*JOB*
Copy every line of the listing that holds the string "交通規制等について".

*INFORMATION PROVIDED*
* * * * * * *

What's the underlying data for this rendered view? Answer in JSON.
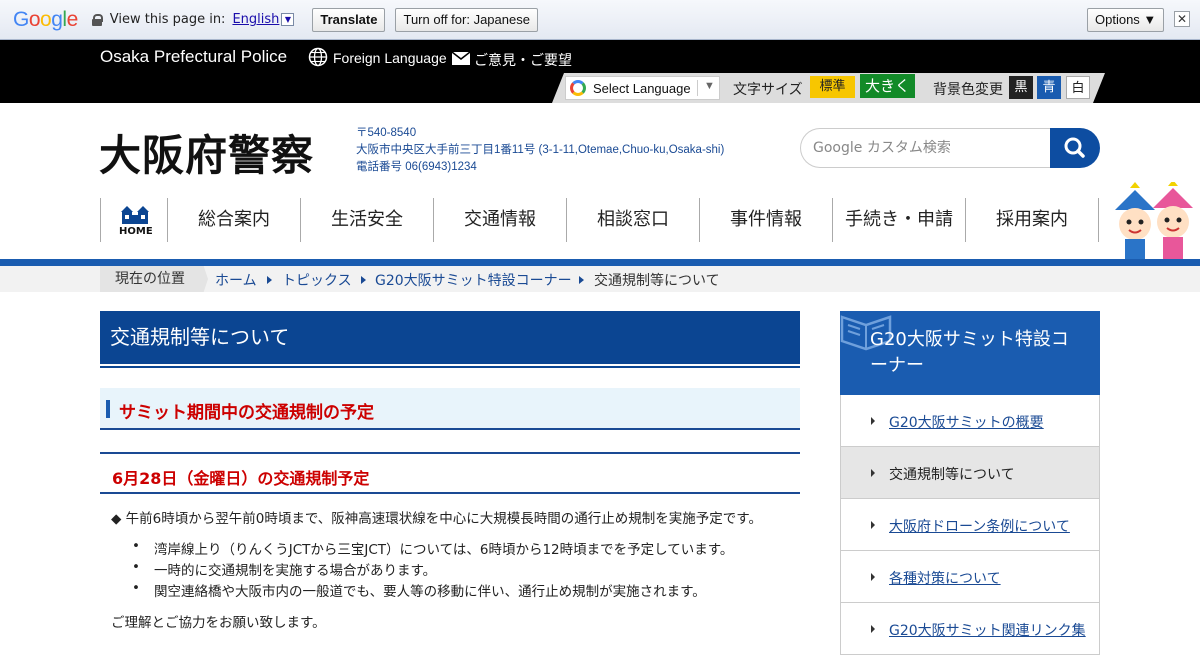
{
  "translate_bar": {
    "logo": "Google",
    "view_label": "View this page in:",
    "language": "English",
    "dropdown_glyph": "▼",
    "translate_button": "Translate",
    "turn_off_button": "Turn off for: Japanese",
    "options_button": "Options ▼",
    "close_glyph": "✕"
  },
  "header": {
    "site_name": "Osaka Prefectural Police",
    "foreign_language": "Foreign Language",
    "opinion": "ご意見・ご要望",
    "select_language": "Select Language",
    "select_arrow": "▼",
    "font_size_label": "文字サイズ",
    "font_standard": "標準",
    "font_large": "大きく",
    "bg_color_label": "背景色変更",
    "bg_black": "黒",
    "bg_blue": "青",
    "bg_white": "白"
  },
  "logo": {
    "title": "大阪府警察",
    "postal": "〒540-8540",
    "address": "大阪市中央区大手前三丁目1番11号 (3-1-11,Otemae,Chuo-ku,Osaka-shi)",
    "phone": "電話番号 06(6943)1234"
  },
  "search": {
    "placeholder": "Google カスタム検索"
  },
  "nav": {
    "home": "HOME",
    "items": [
      "総合案内",
      "生活安全",
      "交通情報",
      "相談窓口",
      "事件情報",
      "手続き・申請",
      "採用案内"
    ]
  },
  "breadcrumb": {
    "here": "現在の位置",
    "links": [
      "ホーム",
      "トピックス",
      "G20大阪サミット特設コーナー"
    ],
    "current": "交通規制等について"
  },
  "main": {
    "page_title": "交通規制等について",
    "heading2": "サミット期間中の交通規制の予定",
    "heading3": "6月28日（金曜日）の交通規制予定",
    "lead": "◆ 午前6時頃から翌午前0時頃まで、阪神高速環状線を中心に大規模長時間の通行止め規制を実施予定です。",
    "bullets": [
      "湾岸線上り（りんくうJCTから三宝JCT）については、6時頃から12時頃までを予定しています。",
      "一時的に交通規制を実施する場合があります。",
      "関空連絡橋や大阪市内の一般道でも、要人等の移動に伴い、通行止め規制が実施されます。"
    ],
    "thanks": "ご理解とご協力をお願い致します。"
  },
  "sidebar": {
    "title": "G20大阪サミット特設コーナー",
    "items": [
      {
        "label": "G20大阪サミットの概要"
      },
      {
        "label": "交通規制等について"
      },
      {
        "label": "大阪府ドローン条例について"
      },
      {
        "label": "各種対策について"
      },
      {
        "label": "G20大阪サミット関連リンク集"
      }
    ]
  },
  "colors": {
    "primary_blue": "#0b4592",
    "accent_blue": "#1a5cb0",
    "heading_red": "#cc0000",
    "font_std_yellow": "#f7c600",
    "font_large_green": "#128a28"
  }
}
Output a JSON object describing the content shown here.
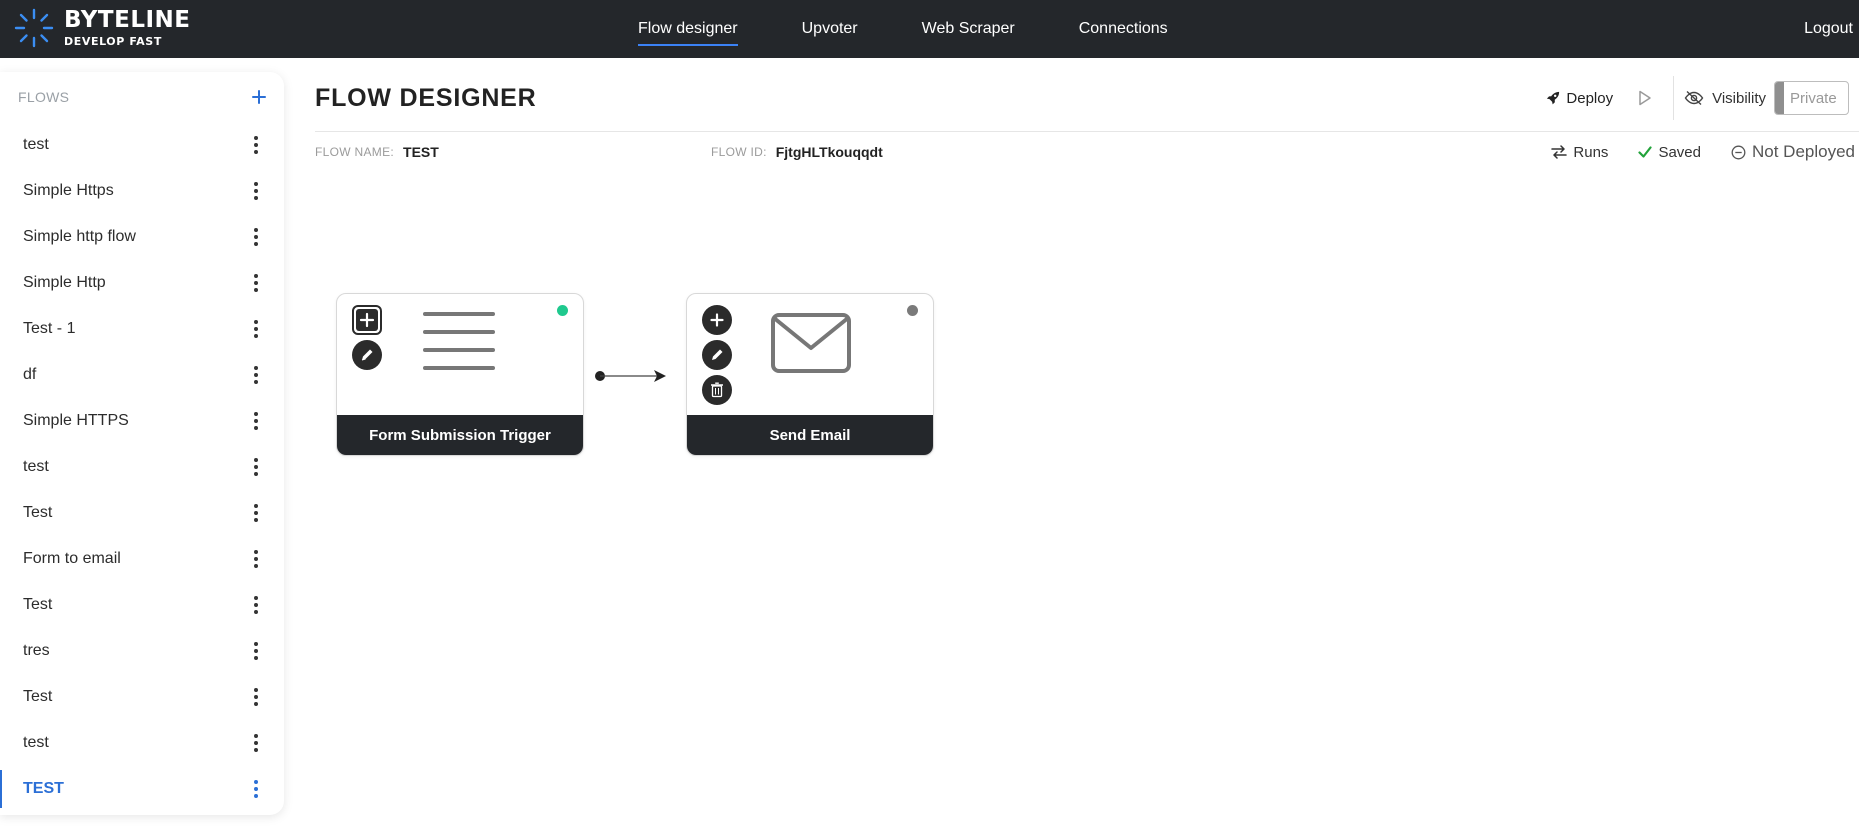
{
  "brand": {
    "name": "BYTELINE",
    "tagline": "DEVELOP FAST"
  },
  "nav": {
    "links": [
      {
        "label": "Flow designer",
        "active": true
      },
      {
        "label": "Upvoter",
        "active": false
      },
      {
        "label": "Web Scraper",
        "active": false
      },
      {
        "label": "Connections",
        "active": false
      }
    ],
    "logout": "Logout"
  },
  "sidebar": {
    "title": "FLOWS",
    "add_icon": "plus-icon",
    "items": [
      {
        "label": "test"
      },
      {
        "label": "Simple Https"
      },
      {
        "label": "Simple http flow"
      },
      {
        "label": "Simple Http"
      },
      {
        "label": "Test - 1"
      },
      {
        "label": "df"
      },
      {
        "label": "Simple HTTPS"
      },
      {
        "label": "test"
      },
      {
        "label": "Test"
      },
      {
        "label": "Form to email"
      },
      {
        "label": "Test"
      },
      {
        "label": "tres"
      },
      {
        "label": "Test"
      },
      {
        "label": "test"
      },
      {
        "label": "TEST",
        "active": true
      }
    ]
  },
  "main": {
    "title": "FLOW DESIGNER",
    "deploy_label": "Deploy",
    "visibility_label": "Visibility",
    "private_label": "Private",
    "flow_name_label": "FLOW NAME:",
    "flow_name_value": "TEST",
    "flow_id_label": "FLOW ID:",
    "flow_id_value": "FjtgHLTkouqqdt",
    "runs_label": "Runs",
    "saved_label": "Saved",
    "deploy_status": "Not Deployed"
  },
  "nodes": {
    "trigger": {
      "title": "Form Submission Trigger",
      "status_color": "#1fc98e",
      "icon": "form-lines-icon"
    },
    "action": {
      "title": "Send Email",
      "status_color": "#7a7a7a",
      "icon": "envelope-icon"
    }
  },
  "colors": {
    "accent": "#2b6fd6",
    "navbar": "#24272b",
    "saved": "#22a33a"
  }
}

* * * * * * *

*ANSWER TO THE EXERCISE*
    "current": "交通規制等について"
    "page_title": "交通規制等について",
        "label": "交通規制等について"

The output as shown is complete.